• [Excerpted text]
__________________________________________________

Ziazadeh et al. (36) compared the efficacy and results of a single dose del Nido cardioplegia with standard blood cardioplegia in minimally invasive aortic valve surgery. Their study included 178 non-randomized, single-center patients. In minimally invasive aortic valve surgery, del Nido has facilitated the cardioprotective regimen and reduced the aortic cross clamp time. Provided myocardial protection and clinical outcomes equivalent to blood cardioplegia. As a result of the study, del Nido associated it with reduced cardiopulmonary bypass time and glucose levels.
Guajardo Salinas et al. (37) compared the outcomes of all patients using 4:1 blood cardioplegia with a single dose of 1:4 del Nido cardioplegia in 40 patients undergoing coronary artery bypass surgery. They concluded that a single dose of del Nido cardioplegia can be used in coronary surgery with good results.
In another study, the clinical results of del Nido and blood cardioplegia for cardiac protection in adult coronary artery bypass grafting patients were compared. Both cardioplegia have been reported to provide equivalent myocardial protection and clinical outcomes. del Nido has been associated with lower cardiopulmonary bypass time and glucose levels (38).
Ramanathan et al. (39) retrospectively reviewed 142 adult patients (valvular, aortic, and bypass procedures) using del Nido and Buckberg cardioplegia. They showed that less cardioplegia dose was used and less defibrillation was recorded in the del Nido group. However, no significant difference was observed in the incidence of postoperative events (39).
Discussion
There are some vague concerns that need to be addressed before the routine adoption of del Nido cardioplegia use in adult cardiac surgery. Although the benefits of del Nido cardioplegia are attractive, the lack of a well-established protocol for its use is a major limitation of its routine use, as noted in recent studies. Despite being quite cost-effective, evidence for the use of del Nido cardioplegia in adults is relatively scarce (22). Despite the large number of unpublished cases of its use in adults in some centers, published clinical and animal data are few (31).

__________________________________________________

• [Records shown]
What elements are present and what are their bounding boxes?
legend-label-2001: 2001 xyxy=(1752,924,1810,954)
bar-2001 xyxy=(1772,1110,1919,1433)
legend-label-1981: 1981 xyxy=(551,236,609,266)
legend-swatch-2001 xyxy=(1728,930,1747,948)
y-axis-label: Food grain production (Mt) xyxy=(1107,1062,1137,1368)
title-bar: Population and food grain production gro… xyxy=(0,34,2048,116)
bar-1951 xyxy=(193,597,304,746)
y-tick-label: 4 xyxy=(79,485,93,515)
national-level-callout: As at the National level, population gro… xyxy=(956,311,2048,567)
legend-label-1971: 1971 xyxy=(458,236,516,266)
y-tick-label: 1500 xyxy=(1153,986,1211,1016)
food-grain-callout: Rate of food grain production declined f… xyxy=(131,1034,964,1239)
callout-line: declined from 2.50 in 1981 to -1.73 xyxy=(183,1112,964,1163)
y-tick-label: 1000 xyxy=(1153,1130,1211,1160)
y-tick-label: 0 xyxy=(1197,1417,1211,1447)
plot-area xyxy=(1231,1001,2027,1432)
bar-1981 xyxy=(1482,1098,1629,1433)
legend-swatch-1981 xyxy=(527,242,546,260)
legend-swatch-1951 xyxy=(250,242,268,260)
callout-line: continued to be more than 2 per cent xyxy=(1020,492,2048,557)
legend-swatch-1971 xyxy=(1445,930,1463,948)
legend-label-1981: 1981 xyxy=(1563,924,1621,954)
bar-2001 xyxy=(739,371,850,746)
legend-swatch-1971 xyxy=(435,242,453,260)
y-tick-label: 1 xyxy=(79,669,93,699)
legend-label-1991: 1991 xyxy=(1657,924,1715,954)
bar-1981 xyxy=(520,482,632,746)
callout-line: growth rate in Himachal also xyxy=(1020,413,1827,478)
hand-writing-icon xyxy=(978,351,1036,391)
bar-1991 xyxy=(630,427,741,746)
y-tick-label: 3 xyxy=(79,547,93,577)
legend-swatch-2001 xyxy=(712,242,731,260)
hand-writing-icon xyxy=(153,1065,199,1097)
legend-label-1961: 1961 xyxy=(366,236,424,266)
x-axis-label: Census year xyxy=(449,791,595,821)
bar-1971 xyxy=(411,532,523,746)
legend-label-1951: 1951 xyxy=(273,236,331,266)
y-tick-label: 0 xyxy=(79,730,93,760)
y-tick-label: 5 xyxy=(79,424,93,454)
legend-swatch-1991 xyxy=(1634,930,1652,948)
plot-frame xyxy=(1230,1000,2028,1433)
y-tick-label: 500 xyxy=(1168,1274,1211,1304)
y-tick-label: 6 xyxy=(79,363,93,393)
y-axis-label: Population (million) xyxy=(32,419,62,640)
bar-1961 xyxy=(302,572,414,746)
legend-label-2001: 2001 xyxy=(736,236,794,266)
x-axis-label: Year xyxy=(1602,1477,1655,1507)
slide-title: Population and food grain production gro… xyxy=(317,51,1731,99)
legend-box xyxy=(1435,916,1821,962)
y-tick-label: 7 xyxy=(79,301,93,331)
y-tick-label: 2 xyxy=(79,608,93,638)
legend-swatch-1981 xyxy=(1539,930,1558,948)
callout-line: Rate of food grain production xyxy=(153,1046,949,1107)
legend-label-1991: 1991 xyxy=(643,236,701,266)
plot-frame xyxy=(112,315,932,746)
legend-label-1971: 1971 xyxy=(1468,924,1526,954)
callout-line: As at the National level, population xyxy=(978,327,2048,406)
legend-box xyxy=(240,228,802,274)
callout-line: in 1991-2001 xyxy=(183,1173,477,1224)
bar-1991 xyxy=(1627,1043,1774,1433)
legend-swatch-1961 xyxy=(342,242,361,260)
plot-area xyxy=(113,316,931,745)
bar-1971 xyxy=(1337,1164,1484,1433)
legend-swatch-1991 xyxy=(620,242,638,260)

__________________________________________________

• [Exercise details] Pick up the passage on del Nido cardioplegia in adult cardiac surgery after its last sentence and continue its discussion.

• [Response below]
According to Sanetra et al. (6) of del Nido cardioplegia solutions; there are only a few randomized studies in pediatric patients and no randomized studies in adult patients. They reported that prospective, randomized studies should be conducted to prove the hypothesis of the feasibility or superiority of del Nido cardioplegia solution over other cardioplegia solutions in terms of myocardial protection (6). In our clinic, we lately use del Nido solution to take the advantages of the effects, such as, the ease of administration, avoiding surgical procedure interruption and cost reduction potential. In the early period we get good results, but we need comparative randomized studies to give precise and numerical results.
Conclusion
del Nido Cardioplegia solution provides comfort without any interruption for cardioplegia delivery during the procedure and is associated with less cross-clamp time. Furthermore, preparation and storage of del Nido cardioplegia is easy. Data on the use of del Nido cardioplegia solution differ for different age groups. Although there are more data due to its widespread use in pediatric and infant patients for a long time, data on its use in adult patients are limited. Although this cardioplegia solution is considered as pediatric cardioplegia, its clinical efficacy in protecting mature myocardium needs to be further determined. Despite being quite cost-effective, evidence for the use of del Nido in adults is relatively scarce. More evidence-based studies are needed to ensure safer and optimal use of this myocardial protection technique in different age groups.